▶ _Task objective_
What follows is a listing to be transcribed exactly.

▶ _Source records_
++++++++
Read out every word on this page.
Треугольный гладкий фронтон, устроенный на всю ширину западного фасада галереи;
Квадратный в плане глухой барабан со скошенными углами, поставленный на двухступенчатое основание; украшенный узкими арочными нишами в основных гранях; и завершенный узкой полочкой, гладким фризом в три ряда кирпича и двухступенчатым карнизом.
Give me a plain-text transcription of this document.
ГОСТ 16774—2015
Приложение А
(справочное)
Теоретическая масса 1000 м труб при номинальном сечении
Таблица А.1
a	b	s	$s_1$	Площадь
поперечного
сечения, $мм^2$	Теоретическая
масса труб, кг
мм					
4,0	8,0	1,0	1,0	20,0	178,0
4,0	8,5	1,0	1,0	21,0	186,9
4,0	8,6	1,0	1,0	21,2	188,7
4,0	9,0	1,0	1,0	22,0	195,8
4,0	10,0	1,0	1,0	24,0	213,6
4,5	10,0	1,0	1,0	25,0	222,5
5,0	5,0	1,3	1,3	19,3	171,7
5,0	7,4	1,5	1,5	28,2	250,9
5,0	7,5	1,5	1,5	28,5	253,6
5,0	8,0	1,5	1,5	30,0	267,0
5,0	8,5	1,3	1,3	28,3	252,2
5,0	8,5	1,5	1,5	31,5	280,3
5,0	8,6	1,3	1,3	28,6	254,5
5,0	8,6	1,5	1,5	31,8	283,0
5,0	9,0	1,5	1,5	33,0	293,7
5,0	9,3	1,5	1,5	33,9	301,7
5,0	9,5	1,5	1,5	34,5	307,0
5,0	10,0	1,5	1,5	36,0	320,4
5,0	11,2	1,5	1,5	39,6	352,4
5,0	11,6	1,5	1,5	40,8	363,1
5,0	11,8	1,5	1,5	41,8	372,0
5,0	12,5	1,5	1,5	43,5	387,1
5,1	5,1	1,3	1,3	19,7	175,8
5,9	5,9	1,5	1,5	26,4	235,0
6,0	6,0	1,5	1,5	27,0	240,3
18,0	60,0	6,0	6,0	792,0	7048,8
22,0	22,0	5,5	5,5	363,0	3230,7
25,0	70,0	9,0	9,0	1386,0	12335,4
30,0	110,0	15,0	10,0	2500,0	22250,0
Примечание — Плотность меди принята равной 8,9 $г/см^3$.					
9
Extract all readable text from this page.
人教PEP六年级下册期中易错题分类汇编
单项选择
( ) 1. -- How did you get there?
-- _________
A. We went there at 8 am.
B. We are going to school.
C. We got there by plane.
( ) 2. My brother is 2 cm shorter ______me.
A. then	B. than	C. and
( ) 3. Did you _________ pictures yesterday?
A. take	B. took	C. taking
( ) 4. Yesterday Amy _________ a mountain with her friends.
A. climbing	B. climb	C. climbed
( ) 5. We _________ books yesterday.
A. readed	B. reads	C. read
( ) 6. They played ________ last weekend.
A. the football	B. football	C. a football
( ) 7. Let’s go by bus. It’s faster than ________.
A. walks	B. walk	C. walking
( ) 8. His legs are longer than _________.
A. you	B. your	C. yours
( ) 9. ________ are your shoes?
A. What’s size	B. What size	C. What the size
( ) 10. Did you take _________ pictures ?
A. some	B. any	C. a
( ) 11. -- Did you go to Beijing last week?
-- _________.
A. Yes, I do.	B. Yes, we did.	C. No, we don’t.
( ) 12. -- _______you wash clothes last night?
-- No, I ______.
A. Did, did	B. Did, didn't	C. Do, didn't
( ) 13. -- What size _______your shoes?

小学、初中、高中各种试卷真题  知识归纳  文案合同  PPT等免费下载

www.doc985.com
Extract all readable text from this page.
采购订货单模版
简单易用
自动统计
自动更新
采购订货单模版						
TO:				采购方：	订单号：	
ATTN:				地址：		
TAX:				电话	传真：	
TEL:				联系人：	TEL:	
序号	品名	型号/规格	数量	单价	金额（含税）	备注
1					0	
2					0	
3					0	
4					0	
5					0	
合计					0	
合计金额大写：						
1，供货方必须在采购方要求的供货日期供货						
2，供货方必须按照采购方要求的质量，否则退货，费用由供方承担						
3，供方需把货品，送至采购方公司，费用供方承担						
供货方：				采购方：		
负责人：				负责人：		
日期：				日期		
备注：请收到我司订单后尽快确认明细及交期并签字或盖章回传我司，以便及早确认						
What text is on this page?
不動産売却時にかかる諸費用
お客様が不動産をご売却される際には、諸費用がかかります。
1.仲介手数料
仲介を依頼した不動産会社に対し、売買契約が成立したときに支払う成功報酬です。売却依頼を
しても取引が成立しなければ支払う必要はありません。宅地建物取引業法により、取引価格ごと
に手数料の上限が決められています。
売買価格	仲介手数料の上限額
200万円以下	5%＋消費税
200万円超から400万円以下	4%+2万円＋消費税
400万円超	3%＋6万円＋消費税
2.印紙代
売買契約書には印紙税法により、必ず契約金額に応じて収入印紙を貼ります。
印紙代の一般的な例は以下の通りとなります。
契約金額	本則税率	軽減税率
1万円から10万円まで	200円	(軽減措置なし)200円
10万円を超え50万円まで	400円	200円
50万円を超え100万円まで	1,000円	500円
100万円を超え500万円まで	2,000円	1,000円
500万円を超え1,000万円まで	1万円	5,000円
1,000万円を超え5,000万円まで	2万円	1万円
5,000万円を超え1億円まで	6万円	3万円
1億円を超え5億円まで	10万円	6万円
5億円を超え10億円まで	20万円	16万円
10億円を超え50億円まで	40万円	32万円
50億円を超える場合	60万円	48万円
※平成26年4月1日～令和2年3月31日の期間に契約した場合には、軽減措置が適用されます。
++++++++
▶ _Solution to this task_
Read out every word on this page.
Треугольный гладкий фронтон, устроенный на всю ширину западного фасада галереи;
Квадратный в плане глухой барабан со скошенными углами, поставленный на двухступенчатое основание; украшенный узкими арочными нишами в основных гранях; и завершенный узкой полочкой, гладким фризом в три ряда кирпича и двухступенчатым карнизом.
Give me a plain-text transcription of this document.
ГОСТ 16774—2015
Приложение А
(справочное)
Теоретическая масса 1000 м труб при номинальном сечении
Таблица А.1
a	b	s	$s_1$	Площадь
поперечного
сечения, $мм^2$	Теоретическая
масса труб, кг
мм					
4,0	8,0	1,0	1,0	20,0	178,0
4,0	8,5	1,0	1,0	21,0	186,9
4,0	8,6	1,0	1,0	21,2	188,7
4,0	9,0	1,0	1,0	22,0	195,8
4,0	10,0	1,0	1,0	24,0	213,6
4,5	10,0	1,0	1,0	25,0	222,5
5,0	5,0	1,3	1,3	19,3	171,7
5,0	7,4	1,5	1,5	28,2	250,9
5,0	7,5	1,5	1,5	28,5	253,6
5,0	8,0	1,5	1,5	30,0	267,0
5,0	8,5	1,3	1,3	28,3	252,2
5,0	8,5	1,5	1,5	31,5	280,3
5,0	8,6	1,3	1,3	28,6	254,5
5,0	8,6	1,5	1,5	31,8	283,0
5,0	9,0	1,5	1,5	33,0	293,7
5,0	9,3	1,5	1,5	33,9	301,7
5,0	9,5	1,5	1,5	34,5	307,0
5,0	10,0	1,5	1,5	36,0	320,4
5,0	11,2	1,5	1,5	39,6	352,4
5,0	11,6	1,5	1,5	40,8	363,1
5,0	11,8	1,5	1,5	41,8	372,0
5,0	12,5	1,5	1,5	43,5	387,1
5,1	5,1	1,3	1,3	19,7	175,8
5,9	5,9	1,5	1,5	26,4	235,0
6,0	6,0	1,5	1,5	27,0	240,3
18,0	60,0	6,0	6,0	792,0	7048,8
22,0	22,0	5,5	5,5	363,0	3230,7
25,0	70,0	9,0	9,0	1386,0	12335,4
30,0	110,0	15,0	10,0	2500,0	22250,0
Примечание — Плотность меди принята равной 8,9 $г/см^3$.					
9
Extract all readable text from this page.
人教PEP六年级下册期中易错题分类汇编
单项选择
( ) 1. -- How did you get there?
-- _________
A. We went there at 8 am.
B. We are going to school.
C. We got there by plane.
( ) 2. My brother is 2 cm shorter ______me.
A. then	B. than	C. and
( ) 3. Did you _________ pictures yesterday?
A. take	B. took	C. taking
( ) 4. Yesterday Amy _________ a mountain with her friends.
A. climbing	B. climb	C. climbed
( ) 5. We _________ books yesterday.
A. readed	B. reads	C. read
( ) 6. They played ________ last weekend.
A. the football	B. football	C. a football
( ) 7. Let’s go by bus. It’s faster than ________.
A. walks	B. walk	C. walking
( ) 8. His legs are longer than _________.
A. you	B. your	C. yours
( ) 9. ________ are your shoes?
A. What’s size	B. What size	C. What the size
( ) 10. Did you take _________ pictures ?
A. some	B. any	C. a
( ) 11. -- Did you go to Beijing last week?
-- _________.
A. Yes, I do.	B. Yes, we did.	C. No, we don’t.
( ) 12. -- _______you wash clothes last night?
-- No, I ______.
A. Did, did	B. Did, didn't	C. Do, didn't
( ) 13. -- What size _______your shoes?

小学、初中、高中各种试卷真题  知识归纳  文案合同  PPT等免费下载

www.doc985.com
Extract all readable text from this page.
采购订货单模版
简单易用
自动统计
自动更新
采购订货单模版						
TO:				采购方：	订单号：	
ATTN:				地址：		
TAX:				电话	传真：	
TEL:				联系人：	TEL:	
序号	品名	型号/规格	数量	单价	金额（含税）	备注
1					0	
2					0	
3					0	
4					0	
5					0	
合计					0	
合计金额大写：						
1，供货方必须在采购方要求的供货日期供货						
2，供货方必须按照采购方要求的质量，否则退货，费用由供方承担						
3，供方需把货品，送至采购方公司，费用供方承担						
供货方：				采购方：		
负责人：				负责人：		
日期：				日期		
备注：请收到我司订单后尽快确认明细及交期并签字或盖章回传我司，以便及早确认						
What text is on this page?
不動産売却時にかかる諸費用
お客様が不動産をご売却される際には、諸費用がかかります。
1.仲介手数料
仲介を依頼した不動産会社に対し、売買契約が成立したときに支払う成功報酬です。売却依頼を
しても取引が成立しなければ支払う必要はありません。宅地建物取引業法により、取引価格ごと
に手数料の上限が決められています。
売買価格	仲介手数料の上限額
200万円以下	5%＋消費税
200万円超から400万円以下	4%+2万円＋消費税
400万円超	3%＋6万円＋消費税
2.印紙代
売買契約書には印紙税法により、必ず契約金額に応じて収入印紙を貼ります。
印紙代の一般的な例は以下の通りとなります。
契約金額	本則税率	軽減税率
1万円から10万円まで	200円	(軽減措置なし)200円
10万円を超え50万円まで	400円	200円
50万円を超え100万円まで	1,000円	500円
100万円を超え500万円まで	2,000円	1,000円
500万円を超え1,000万円まで	1万円	5,000円
1,000万円を超え5,000万円まで	2万円	1万円
5,000万円を超え1億円まで	6万円	3万円
1億円を超え5億円まで	10万円	6万円
5億円を超え10億円まで	20万円	16万円
10億円を超え50億円まで	40万円	32万円
50億円を超える場合	60万円	48万円
※平成26年4月1日～令和2年3月31日の期間に契約した場合には、軽減措置が適用されます。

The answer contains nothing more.